— Start of ENTRIES —
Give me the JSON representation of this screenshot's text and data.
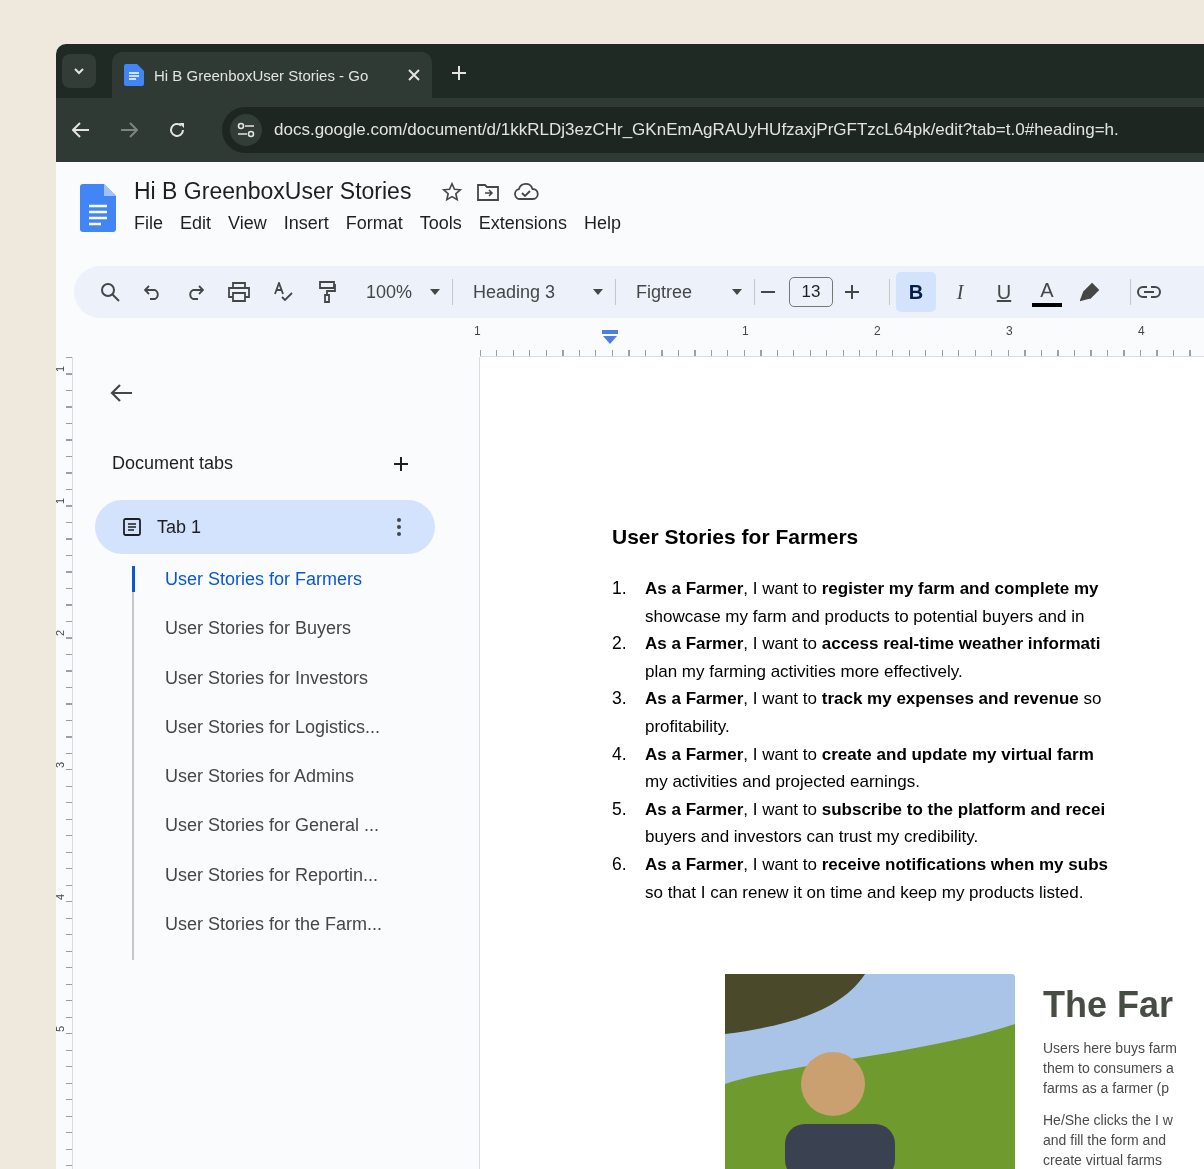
{
  "browser": {
    "tab_title": "Hi B GreenboxUser Stories - Go",
    "url": "docs.google.com/document/d/1kkRLDj3ezCHr_GKnEmAgRAUyHUfzaxjPrGFTzcL64pk/edit?tab=t.0#heading=h."
  },
  "document": {
    "title": "Hi B GreenboxUser Stories",
    "menu": [
      "File",
      "Edit",
      "View",
      "Insert",
      "Format",
      "Tools",
      "Extensions",
      "Help"
    ]
  },
  "toolbar": {
    "zoom": "100%",
    "style": "Heading 3",
    "font": "Figtree",
    "font_size": "13",
    "format_buttons": [
      {
        "kind": "bold",
        "label": "B",
        "selected": true
      },
      {
        "kind": "italic",
        "label": "I",
        "selected": false
      },
      {
        "kind": "underline",
        "label": "U",
        "selected": false
      }
    ],
    "text_color_label": "A"
  },
  "ruler": {
    "labels": [
      "1",
      "1",
      "2",
      "3",
      "4"
    ],
    "vertical_labels": [
      "1",
      "1",
      "2",
      "3",
      "4",
      "5"
    ]
  },
  "sidebar": {
    "heading": "Document tabs",
    "tabs": [
      {
        "label": "Tab 1",
        "selected": true
      }
    ],
    "outline": [
      {
        "label": "User Stories for Farmers",
        "selected": true
      },
      {
        "label": "User Stories for Buyers",
        "selected": false
      },
      {
        "label": "User Stories for Investors",
        "selected": false
      },
      {
        "label": "User Stories for Logistics...",
        "selected": false
      },
      {
        "label": "User Stories for Admins",
        "selected": false
      },
      {
        "label": "User Stories for General ...",
        "selected": false
      },
      {
        "label": "User Stories for Reportin...",
        "selected": false
      },
      {
        "label": "User Stories for the Farm...",
        "selected": false
      }
    ]
  },
  "page": {
    "heading": "User Stories for Farmers",
    "items": [
      {
        "number": "1.",
        "lines": [
          "**As a Farmer**, I want to **register my farm and complete my**",
          "showcase my farm and products to potential buyers and in"
        ]
      },
      {
        "number": "2.",
        "lines": [
          "**As a Farmer**, I want to **access real-time weather informati**",
          "plan my farming activities more effectively."
        ]
      },
      {
        "number": "3.",
        "lines": [
          "**As a Farmer**, I want to **track my expenses and revenue** so",
          "profitability."
        ]
      },
      {
        "number": "4.",
        "lines": [
          "**As a Farmer**, I want to **create and update my virtual farm**",
          "my activities and projected earnings."
        ]
      },
      {
        "number": "5.",
        "lines": [
          "**As a Farmer**, I want to **subscribe to the platform and recei**",
          "buyers and investors can trust my credibility."
        ]
      },
      {
        "number": "6.",
        "lines": [
          "**As a Farmer**, I want to **receive notifications when my subs**",
          "so that I can renew it on time and keep my products listed."
        ]
      }
    ],
    "embedded_screenshot": {
      "title": "The Far",
      "paragraphs": [
        [
          "Users here buys farm",
          "them to consumers a",
          "farms as a farmer (p"
        ],
        [
          "He/She clicks the I w",
          "and fill the form and",
          "create virtual farms"
        ]
      ]
    }
  }
}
— End of ENTRIES —
WHAT IS REQUIRED - Images in the records should not be copied. Repeat all the rest exactly.

ANSWER BELOW -
Give me the JSON representation of this screenshot's text and data.
{
  "browser": {
    "tab_title": "Hi B GreenboxUser Stories - Go",
    "url": "docs.google.com/document/d/1kkRLDj3ezCHr_GKnEmAgRAUyHUfzaxjPrGFTzcL64pk/edit?tab=t.0#heading=h."
  },
  "document": {
    "title": "Hi B GreenboxUser Stories",
    "menu": [
      "File",
      "Edit",
      "View",
      "Insert",
      "Format",
      "Tools",
      "Extensions",
      "Help"
    ]
  },
  "toolbar": {
    "zoom": "100%",
    "style": "Heading 3",
    "font": "Figtree",
    "font_size": "13",
    "format_buttons": [
      {
        "kind": "bold",
        "label": "B",
        "selected": true
      },
      {
        "kind": "italic",
        "label": "I",
        "selected": false
      },
      {
        "kind": "underline",
        "label": "U",
        "selected": false
      }
    ],
    "text_color_label": "A"
  },
  "ruler": {
    "labels": [
      "1",
      "1",
      "2",
      "3",
      "4"
    ],
    "vertical_labels": [
      "1",
      "1",
      "2",
      "3",
      "4",
      "5"
    ]
  },
  "sidebar": {
    "heading": "Document tabs",
    "tabs": [
      {
        "label": "Tab 1",
        "selected": true
      }
    ],
    "outline": [
      {
        "label": "User Stories for Farmers",
        "selected": true
      },
      {
        "label": "User Stories for Buyers",
        "selected": false
      },
      {
        "label": "User Stories for Investors",
        "selected": false
      },
      {
        "label": "User Stories for Logistics...",
        "selected": false
      },
      {
        "label": "User Stories for Admins",
        "selected": false
      },
      {
        "label": "User Stories for General ...",
        "selected": false
      },
      {
        "label": "User Stories for Reportin...",
        "selected": false
      },
      {
        "label": "User Stories for the Farm...",
        "selected": false
      }
    ]
  },
  "page": {
    "heading": "User Stories for Farmers",
    "items": [
      {
        "number": "1.",
        "lines": [
          "**As a Farmer**, I want to **register my farm and complete my**",
          "showcase my farm and products to potential buyers and in"
        ]
      },
      {
        "number": "2.",
        "lines": [
          "**As a Farmer**, I want to **access real-time weather informati**",
          "plan my farming activities more effectively."
        ]
      },
      {
        "number": "3.",
        "lines": [
          "**As a Farmer**, I want to **track my expenses and revenue** so",
          "profitability."
        ]
      },
      {
        "number": "4.",
        "lines": [
          "**As a Farmer**, I want to **create and update my virtual farm**",
          "my activities and projected earnings."
        ]
      },
      {
        "number": "5.",
        "lines": [
          "**As a Farmer**, I want to **subscribe to the platform and recei**",
          "buyers and investors can trust my credibility."
        ]
      },
      {
        "number": "6.",
        "lines": [
          "**As a Farmer**, I want to **receive notifications when my subs**",
          "so that I can renew it on time and keep my products listed."
        ]
      }
    ],
    "embedded_screenshot": {
      "title": "The Far",
      "paragraphs": [
        [
          "Users here buys farm",
          "them to consumers a",
          "farms as a farmer (p"
        ],
        [
          "He/She clicks the I w",
          "and fill the form and",
          "create virtual farms"
        ]
      ]
    }
  }
}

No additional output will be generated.